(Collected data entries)
------------------------------
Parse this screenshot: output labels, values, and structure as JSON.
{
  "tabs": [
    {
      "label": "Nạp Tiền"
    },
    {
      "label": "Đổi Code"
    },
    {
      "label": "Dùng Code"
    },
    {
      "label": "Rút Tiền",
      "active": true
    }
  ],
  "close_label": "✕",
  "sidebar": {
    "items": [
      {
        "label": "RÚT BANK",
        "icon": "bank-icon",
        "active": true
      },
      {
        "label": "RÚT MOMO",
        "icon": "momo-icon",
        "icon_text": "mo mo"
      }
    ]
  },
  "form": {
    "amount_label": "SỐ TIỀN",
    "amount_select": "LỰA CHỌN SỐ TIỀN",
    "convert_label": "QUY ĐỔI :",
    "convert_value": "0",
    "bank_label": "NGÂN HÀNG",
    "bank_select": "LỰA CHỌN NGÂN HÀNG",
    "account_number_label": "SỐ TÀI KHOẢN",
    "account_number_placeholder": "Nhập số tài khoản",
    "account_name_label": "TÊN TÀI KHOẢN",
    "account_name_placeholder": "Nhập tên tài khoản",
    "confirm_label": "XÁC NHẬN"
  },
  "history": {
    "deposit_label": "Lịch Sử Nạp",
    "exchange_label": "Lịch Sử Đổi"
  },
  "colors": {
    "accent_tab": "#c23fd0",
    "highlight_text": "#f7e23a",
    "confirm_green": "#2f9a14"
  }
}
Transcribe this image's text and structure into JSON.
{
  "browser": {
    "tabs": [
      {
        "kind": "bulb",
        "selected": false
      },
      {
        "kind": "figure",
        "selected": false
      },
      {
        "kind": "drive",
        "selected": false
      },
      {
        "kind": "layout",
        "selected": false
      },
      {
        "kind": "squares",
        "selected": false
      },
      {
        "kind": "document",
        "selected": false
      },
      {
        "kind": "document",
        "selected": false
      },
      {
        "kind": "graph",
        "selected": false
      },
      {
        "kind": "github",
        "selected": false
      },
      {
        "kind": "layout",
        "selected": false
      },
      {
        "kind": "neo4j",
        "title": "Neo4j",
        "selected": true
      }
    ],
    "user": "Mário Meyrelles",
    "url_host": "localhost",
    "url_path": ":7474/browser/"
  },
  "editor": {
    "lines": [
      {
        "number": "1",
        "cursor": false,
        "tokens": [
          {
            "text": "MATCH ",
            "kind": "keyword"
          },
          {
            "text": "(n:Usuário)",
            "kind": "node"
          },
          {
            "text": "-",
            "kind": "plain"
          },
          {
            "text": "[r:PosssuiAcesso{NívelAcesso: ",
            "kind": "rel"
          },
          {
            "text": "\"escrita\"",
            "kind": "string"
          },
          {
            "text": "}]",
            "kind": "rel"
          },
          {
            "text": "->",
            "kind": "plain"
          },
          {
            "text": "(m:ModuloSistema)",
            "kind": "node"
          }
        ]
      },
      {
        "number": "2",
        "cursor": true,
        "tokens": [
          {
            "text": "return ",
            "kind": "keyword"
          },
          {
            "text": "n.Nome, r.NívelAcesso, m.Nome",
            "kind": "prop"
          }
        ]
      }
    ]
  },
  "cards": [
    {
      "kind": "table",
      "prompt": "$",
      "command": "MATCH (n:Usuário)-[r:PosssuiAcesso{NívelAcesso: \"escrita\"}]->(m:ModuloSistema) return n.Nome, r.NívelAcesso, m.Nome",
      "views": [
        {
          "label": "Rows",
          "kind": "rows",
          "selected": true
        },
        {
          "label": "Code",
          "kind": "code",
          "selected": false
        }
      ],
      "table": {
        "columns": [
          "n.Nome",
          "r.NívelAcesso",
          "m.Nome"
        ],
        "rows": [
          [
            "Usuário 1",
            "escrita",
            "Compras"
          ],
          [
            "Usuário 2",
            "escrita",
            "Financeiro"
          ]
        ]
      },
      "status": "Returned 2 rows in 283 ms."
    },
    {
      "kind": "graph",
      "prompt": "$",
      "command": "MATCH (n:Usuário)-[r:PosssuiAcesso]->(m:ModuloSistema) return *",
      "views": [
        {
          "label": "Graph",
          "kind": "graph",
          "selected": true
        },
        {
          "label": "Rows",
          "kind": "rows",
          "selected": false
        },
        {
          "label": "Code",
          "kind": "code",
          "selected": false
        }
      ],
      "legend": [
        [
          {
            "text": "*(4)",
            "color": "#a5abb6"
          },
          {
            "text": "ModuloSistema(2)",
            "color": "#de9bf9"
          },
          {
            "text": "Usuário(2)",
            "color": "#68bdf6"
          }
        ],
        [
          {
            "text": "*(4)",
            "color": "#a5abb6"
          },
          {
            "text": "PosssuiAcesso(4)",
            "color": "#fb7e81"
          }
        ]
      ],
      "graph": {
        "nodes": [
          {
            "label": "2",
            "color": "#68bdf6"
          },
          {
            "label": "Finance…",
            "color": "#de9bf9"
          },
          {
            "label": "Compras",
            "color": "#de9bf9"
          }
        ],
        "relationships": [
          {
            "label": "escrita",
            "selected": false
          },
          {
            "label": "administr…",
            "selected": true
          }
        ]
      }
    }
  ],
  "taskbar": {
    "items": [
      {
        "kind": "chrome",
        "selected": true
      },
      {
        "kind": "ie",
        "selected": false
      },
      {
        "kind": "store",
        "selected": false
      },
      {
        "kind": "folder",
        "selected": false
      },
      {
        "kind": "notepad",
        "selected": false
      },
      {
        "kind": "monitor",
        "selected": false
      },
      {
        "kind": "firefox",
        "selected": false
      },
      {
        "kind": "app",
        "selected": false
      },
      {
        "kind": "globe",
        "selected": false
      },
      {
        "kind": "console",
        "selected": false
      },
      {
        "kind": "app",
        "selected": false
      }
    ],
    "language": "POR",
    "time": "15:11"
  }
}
------------------------------
◆ What the task asks:
Print the material once more, exactly.

◆ Correct response:
Parse this screenshot: output labels, values, and structure as JSON.
{
  "tabs": [
    {
      "label": "Nạp Tiền"
    },
    {
      "label": "Đổi Code"
    },
    {
      "label": "Dùng Code"
    },
    {
      "label": "Rút Tiền",
      "active": true
    }
  ],
  "close_label": "✕",
  "sidebar": {
    "items": [
      {
        "label": "RÚT BANK",
        "icon": "bank-icon",
        "active": true
      },
      {
        "label": "RÚT MOMO",
        "icon": "momo-icon",
        "icon_text": "mo mo"
      }
    ]
  },
  "form": {
    "amount_label": "SỐ TIỀN",
    "amount_select": "LỰA CHỌN SỐ TIỀN",
    "convert_label": "QUY ĐỔI :",
    "convert_value": "0",
    "bank_label": "NGÂN HÀNG",
    "bank_select": "LỰA CHỌN NGÂN HÀNG",
    "account_number_label": "SỐ TÀI KHOẢN",
    "account_number_placeholder": "Nhập số tài khoản",
    "account_name_label": "TÊN TÀI KHOẢN",
    "account_name_placeholder": "Nhập tên tài khoản",
    "confirm_label": "XÁC NHẬN"
  },
  "history": {
    "deposit_label": "Lịch Sử Nạp",
    "exchange_label": "Lịch Sử Đổi"
  },
  "colors": {
    "accent_tab": "#c23fd0",
    "highlight_text": "#f7e23a",
    "confirm_green": "#2f9a14"
  }
}
Transcribe this image's text and structure into JSON.
{
  "browser": {
    "tabs": [
      {
        "kind": "bulb",
        "selected": false
      },
      {
        "kind": "figure",
        "selected": false
      },
      {
        "kind": "drive",
        "selected": false
      },
      {
        "kind": "layout",
        "selected": false
      },
      {
        "kind": "squares",
        "selected": false
      },
      {
        "kind": "document",
        "selected": false
      },
      {
        "kind": "document",
        "selected": false
      },
      {
        "kind": "graph",
        "selected": false
      },
      {
        "kind": "github",
        "selected": false
      },
      {
        "kind": "layout",
        "selected": false
      },
      {
        "kind": "neo4j",
        "title": "Neo4j",
        "selected": true
      }
    ],
    "user": "Mário Meyrelles",
    "url_host": "localhost",
    "url_path": ":7474/browser/"
  },
  "editor": {
    "lines": [
      {
        "number": "1",
        "cursor": false,
        "tokens": [
          {
            "text": "MATCH ",
            "kind": "keyword"
          },
          {
            "text": "(n:Usuário)",
            "kind": "node"
          },
          {
            "text": "-",
            "kind": "plain"
          },
          {
            "text": "[r:PosssuiAcesso{NívelAcesso: ",
            "kind": "rel"
          },
          {
            "text": "\"escrita\"",
            "kind": "string"
          },
          {
            "text": "}]",
            "kind": "rel"
          },
          {
            "text": "->",
            "kind": "plain"
          },
          {
            "text": "(m:ModuloSistema)",
            "kind": "node"
          }
        ]
      },
      {
        "number": "2",
        "cursor": true,
        "tokens": [
          {
            "text": "return ",
            "kind": "keyword"
          },
          {
            "text": "n.Nome, r.NívelAcesso, m.Nome",
            "kind": "prop"
          }
        ]
      }
    ]
  },
  "cards": [
    {
      "kind": "table",
      "prompt": "$",
      "command": "MATCH (n:Usuário)-[r:PosssuiAcesso{NívelAcesso: \"escrita\"}]->(m:ModuloSistema) return n.Nome, r.NívelAcesso, m.Nome",
      "views": [
        {
          "label": "Rows",
          "kind": "rows",
          "selected": true
        },
        {
          "label": "Code",
          "kind": "code",
          "selected": false
        }
      ],
      "table": {
        "columns": [
          "n.Nome",
          "r.NívelAcesso",
          "m.Nome"
        ],
        "rows": [
          [
            "Usuário 1",
            "escrita",
            "Compras"
          ],
          [
            "Usuário 2",
            "escrita",
            "Financeiro"
          ]
        ]
      },
      "status": "Returned 2 rows in 283 ms."
    },
    {
      "kind": "graph",
      "prompt": "$",
      "command": "MATCH (n:Usuário)-[r:PosssuiAcesso]->(m:ModuloSistema) return *",
      "views": [
        {
          "label": "Graph",
          "kind": "graph",
          "selected": true
        },
        {
          "label": "Rows",
          "kind": "rows",
          "selected": false
        },
        {
          "label": "Code",
          "kind": "code",
          "selected": false
        }
      ],
      "legend": [
        [
          {
            "text": "*(4)",
            "color": "#a5abb6"
          },
          {
            "text": "ModuloSistema(2)",
            "color": "#de9bf9"
          },
          {
            "text": "Usuário(2)",
            "color": "#68bdf6"
          }
        ],
        [
          {
            "text": "*(4)",
            "color": "#a5abb6"
          },
          {
            "text": "PosssuiAcesso(4)",
            "color": "#fb7e81"
          }
        ]
      ],
      "graph": {
        "nodes": [
          {
            "label": "2",
            "color": "#68bdf6"
          },
          {
            "label": "Finance…",
            "color": "#de9bf9"
          },
          {
            "label": "Compras",
            "color": "#de9bf9"
          }
        ],
        "relationships": [
          {
            "label": "escrita",
            "selected": false
          },
          {
            "label": "administr…",
            "selected": true
          }
        ]
      }
    }
  ],
  "taskbar": {
    "items": [
      {
        "kind": "chrome",
        "selected": true
      },
      {
        "kind": "ie",
        "selected": false
      },
      {
        "kind": "store",
        "selected": false
      },
      {
        "kind": "folder",
        "selected": false
      },
      {
        "kind": "notepad",
        "selected": false
      },
      {
        "kind": "monitor",
        "selected": false
      },
      {
        "kind": "firefox",
        "selected": false
      },
      {
        "kind": "app",
        "selected": false
      },
      {
        "kind": "globe",
        "selected": false
      },
      {
        "kind": "console",
        "selected": false
      },
      {
        "kind": "app",
        "selected": false
      }
    ],
    "language": "POR",
    "time": "15:11"
  }
}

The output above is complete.